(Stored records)
===============

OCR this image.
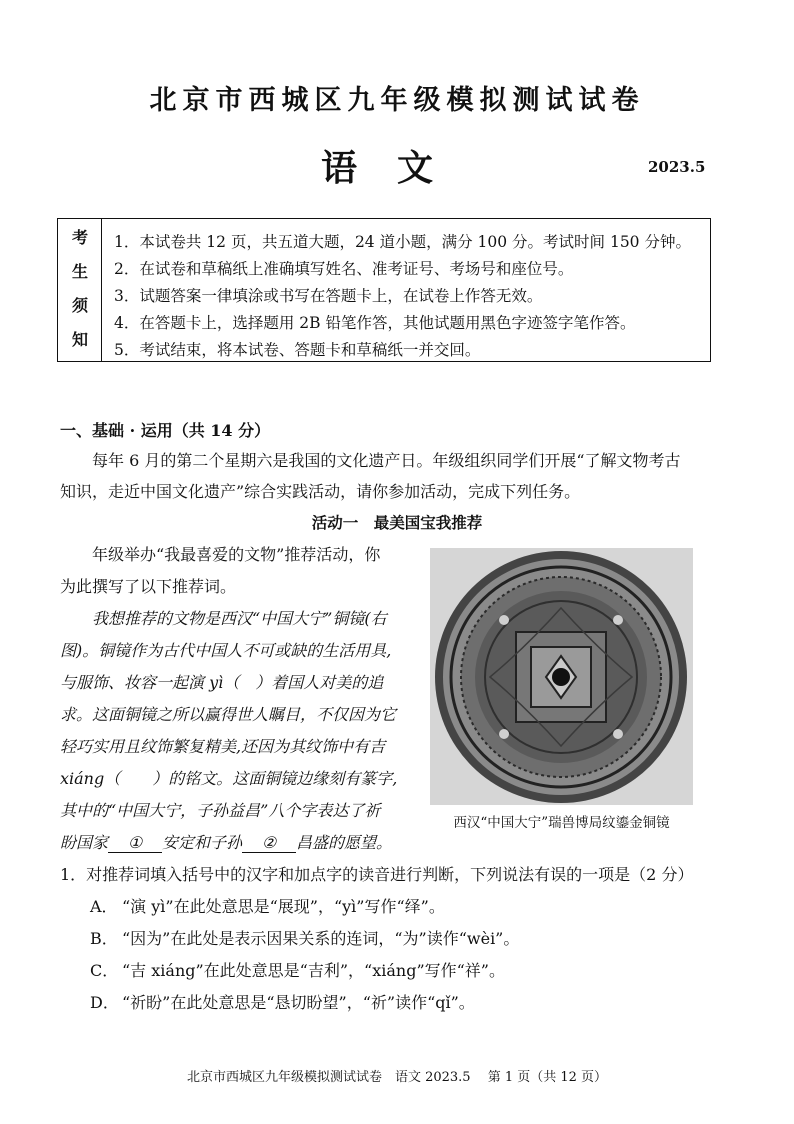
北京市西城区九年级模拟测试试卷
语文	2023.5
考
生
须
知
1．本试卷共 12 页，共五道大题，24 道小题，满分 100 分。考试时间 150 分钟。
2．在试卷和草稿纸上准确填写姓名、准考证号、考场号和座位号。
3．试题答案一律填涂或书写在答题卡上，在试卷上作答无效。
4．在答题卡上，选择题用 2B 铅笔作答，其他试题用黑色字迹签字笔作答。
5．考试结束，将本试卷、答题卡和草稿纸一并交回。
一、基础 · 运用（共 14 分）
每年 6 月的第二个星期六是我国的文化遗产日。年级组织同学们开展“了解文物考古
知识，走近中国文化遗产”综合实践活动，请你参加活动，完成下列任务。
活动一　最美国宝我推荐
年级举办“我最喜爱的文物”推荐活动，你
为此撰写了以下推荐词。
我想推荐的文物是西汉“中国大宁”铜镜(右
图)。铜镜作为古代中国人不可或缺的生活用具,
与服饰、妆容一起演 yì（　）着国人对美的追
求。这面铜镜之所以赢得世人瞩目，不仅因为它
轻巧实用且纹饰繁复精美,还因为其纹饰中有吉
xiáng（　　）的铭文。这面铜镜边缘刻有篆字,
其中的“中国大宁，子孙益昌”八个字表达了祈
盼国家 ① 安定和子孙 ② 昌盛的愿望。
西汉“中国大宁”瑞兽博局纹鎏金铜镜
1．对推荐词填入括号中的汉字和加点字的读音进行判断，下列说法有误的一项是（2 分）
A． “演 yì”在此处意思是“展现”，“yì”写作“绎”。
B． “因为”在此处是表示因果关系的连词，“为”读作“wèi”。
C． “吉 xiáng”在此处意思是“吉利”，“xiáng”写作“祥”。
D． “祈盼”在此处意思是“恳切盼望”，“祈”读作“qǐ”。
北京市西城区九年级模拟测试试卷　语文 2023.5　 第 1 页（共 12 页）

===============

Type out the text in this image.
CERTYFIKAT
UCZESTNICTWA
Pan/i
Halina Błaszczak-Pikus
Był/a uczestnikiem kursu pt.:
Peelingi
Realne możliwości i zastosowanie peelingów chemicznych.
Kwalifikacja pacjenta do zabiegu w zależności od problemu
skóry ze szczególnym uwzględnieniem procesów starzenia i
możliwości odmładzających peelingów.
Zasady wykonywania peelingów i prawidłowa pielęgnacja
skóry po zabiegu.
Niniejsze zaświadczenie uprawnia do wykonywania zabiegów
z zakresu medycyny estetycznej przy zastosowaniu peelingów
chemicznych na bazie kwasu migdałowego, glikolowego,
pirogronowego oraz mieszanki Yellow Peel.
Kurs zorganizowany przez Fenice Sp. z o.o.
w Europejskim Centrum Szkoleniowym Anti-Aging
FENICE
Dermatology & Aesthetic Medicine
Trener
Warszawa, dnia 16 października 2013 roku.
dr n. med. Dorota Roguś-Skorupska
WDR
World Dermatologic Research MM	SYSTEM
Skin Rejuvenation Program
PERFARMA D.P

===============

**Task to complete**
Wherever a line in the data above holds "在此处意思是", copy that line.

**Exercise answer**
A． “演 yì”在此处意思是“展现”，“yì”写作“绎”。
C． “吉 xiáng”在此处意思是“吉利”，“xiáng”写作“祥”。
D． “祈盼”在此处意思是“恳切盼望”，“祈”读作“qǐ”。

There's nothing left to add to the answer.